▶ PROBLEM DETAILS
State the number of lines with the string "icon" in them, and nothing else.

▶ DATASET RECORDS
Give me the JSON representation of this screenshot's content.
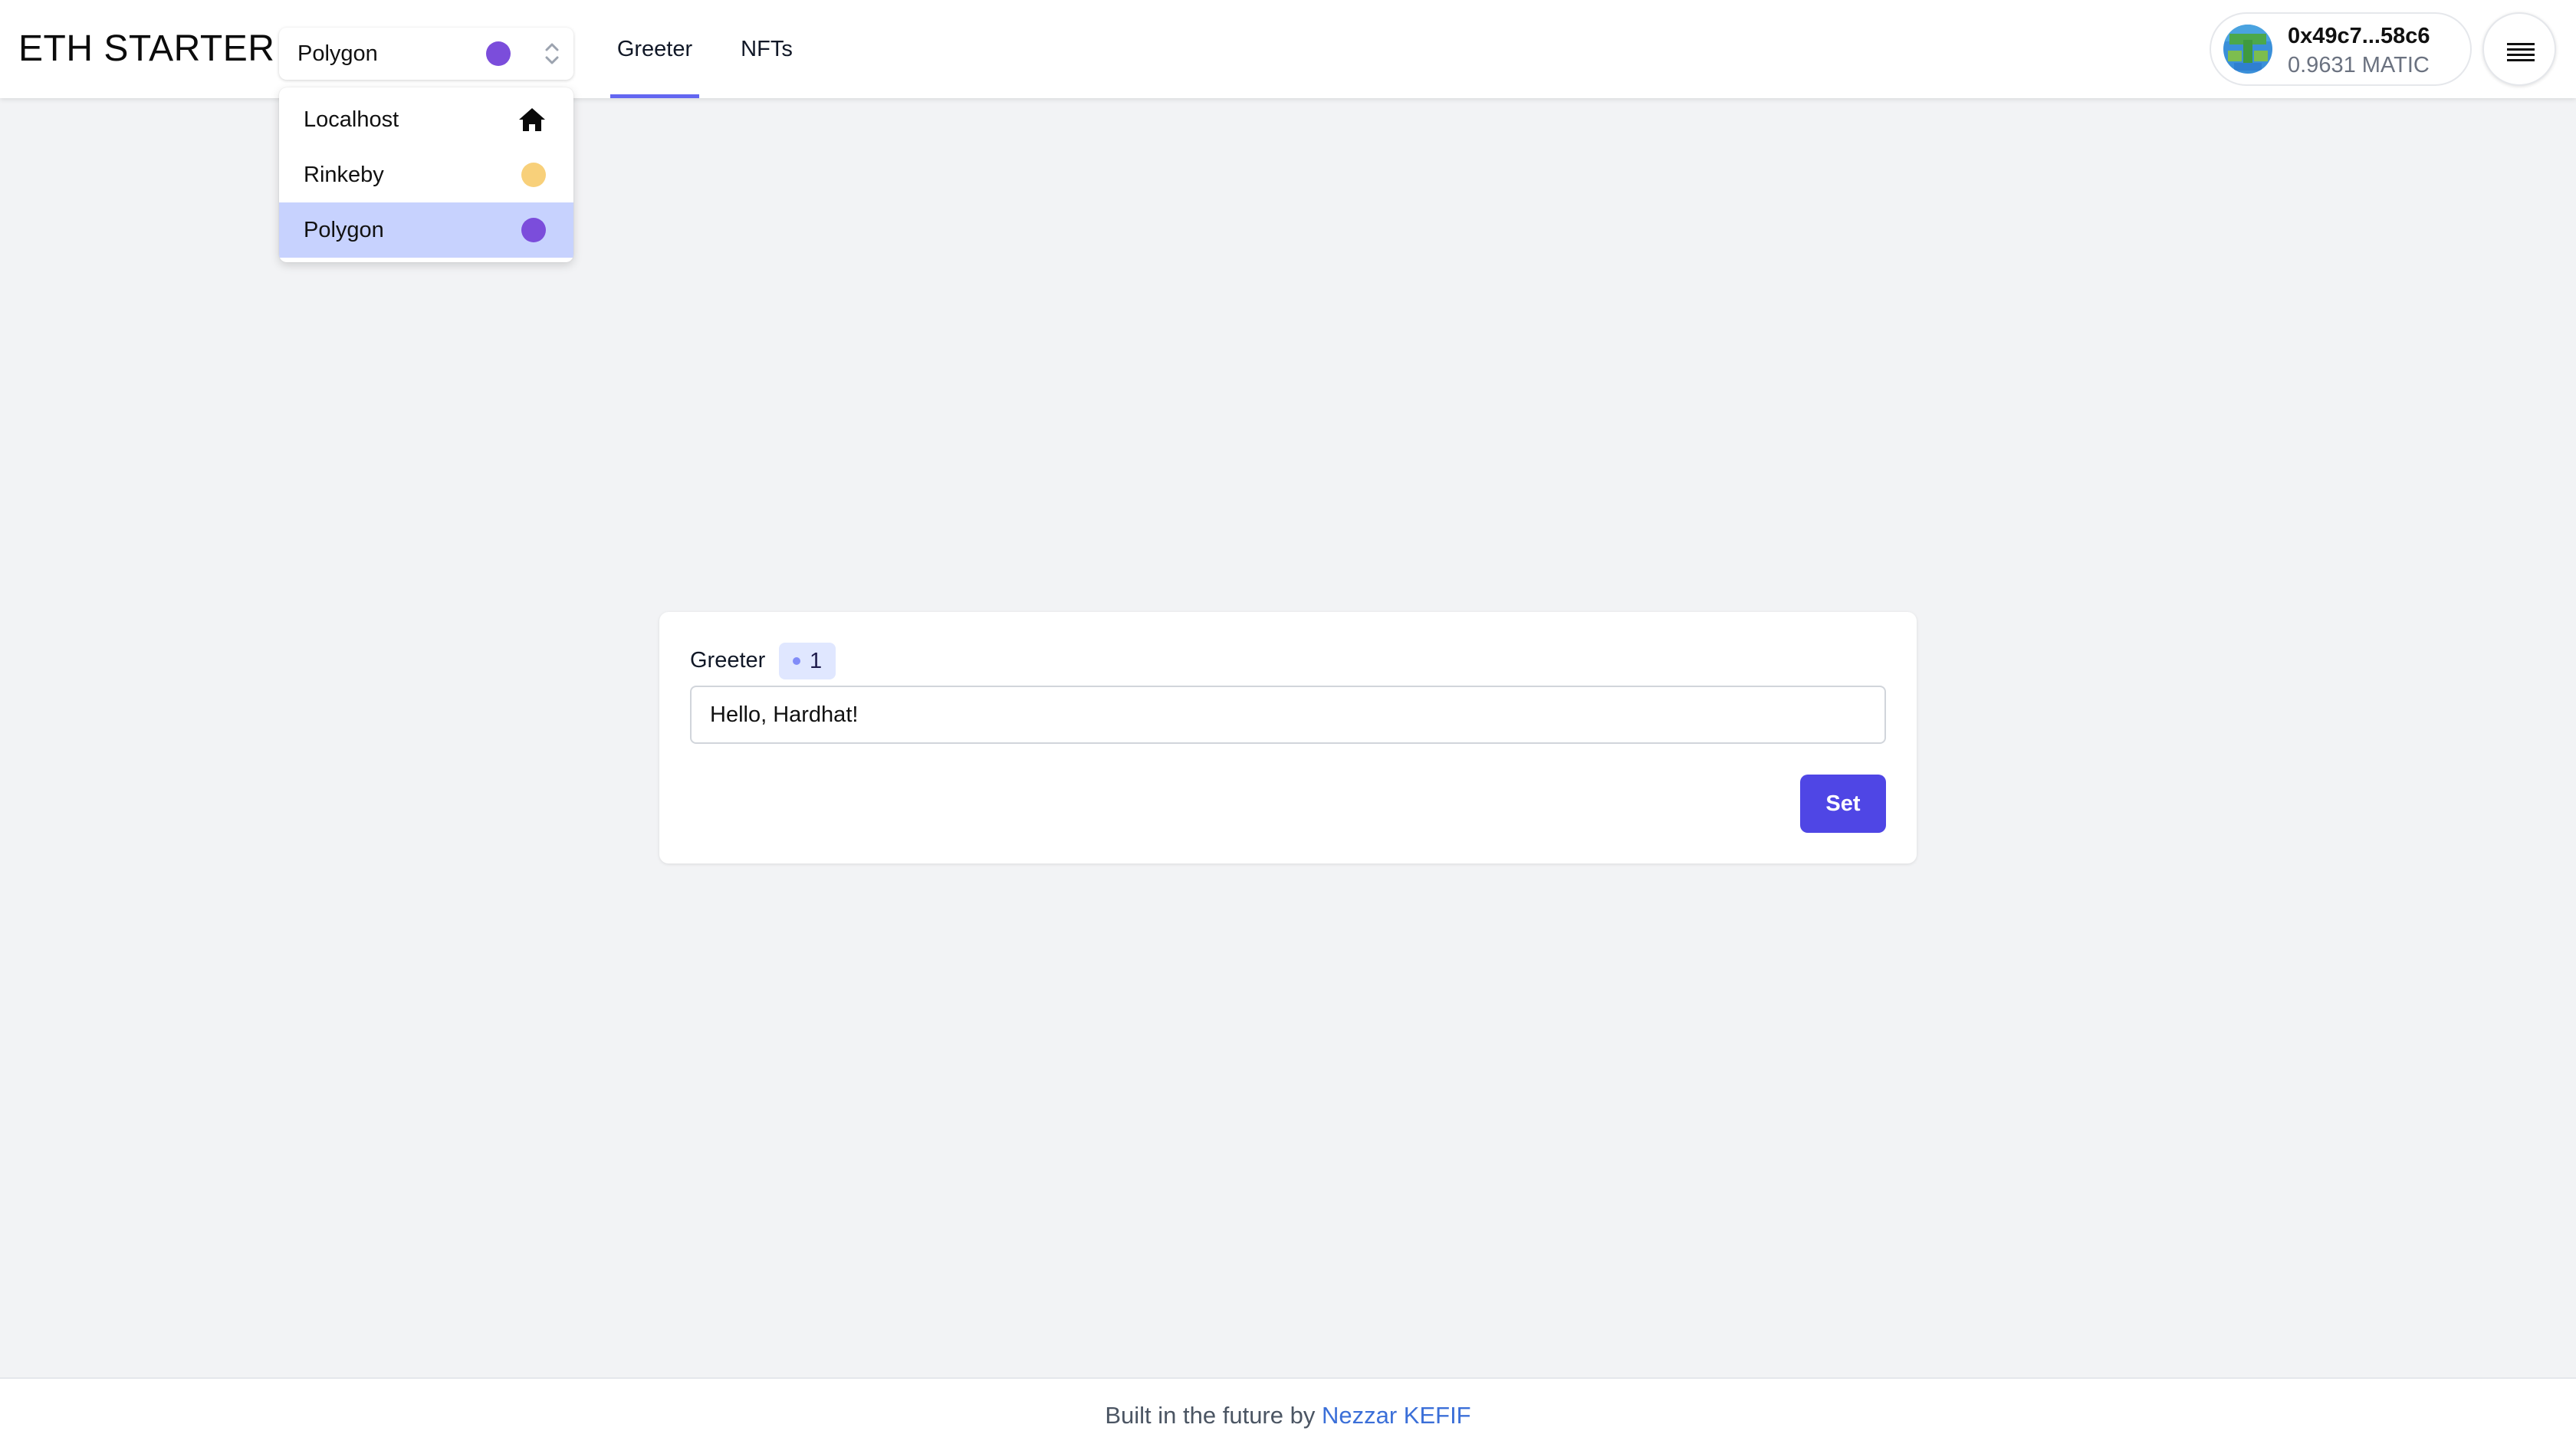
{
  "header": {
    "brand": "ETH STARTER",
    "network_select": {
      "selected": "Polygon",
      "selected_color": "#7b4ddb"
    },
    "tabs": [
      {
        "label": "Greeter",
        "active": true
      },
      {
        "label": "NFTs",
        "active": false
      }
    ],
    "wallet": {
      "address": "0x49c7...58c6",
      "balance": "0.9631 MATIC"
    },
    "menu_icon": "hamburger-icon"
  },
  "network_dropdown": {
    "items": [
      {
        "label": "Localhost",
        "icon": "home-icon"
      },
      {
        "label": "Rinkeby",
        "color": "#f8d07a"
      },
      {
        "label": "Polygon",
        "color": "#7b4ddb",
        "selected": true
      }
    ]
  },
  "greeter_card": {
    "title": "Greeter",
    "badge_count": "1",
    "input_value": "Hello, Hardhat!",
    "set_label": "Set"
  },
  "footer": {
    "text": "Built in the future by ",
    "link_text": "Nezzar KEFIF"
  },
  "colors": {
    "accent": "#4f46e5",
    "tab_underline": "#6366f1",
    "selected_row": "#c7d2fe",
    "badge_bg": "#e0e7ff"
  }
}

▶ RESPONSE TO THE TASK
2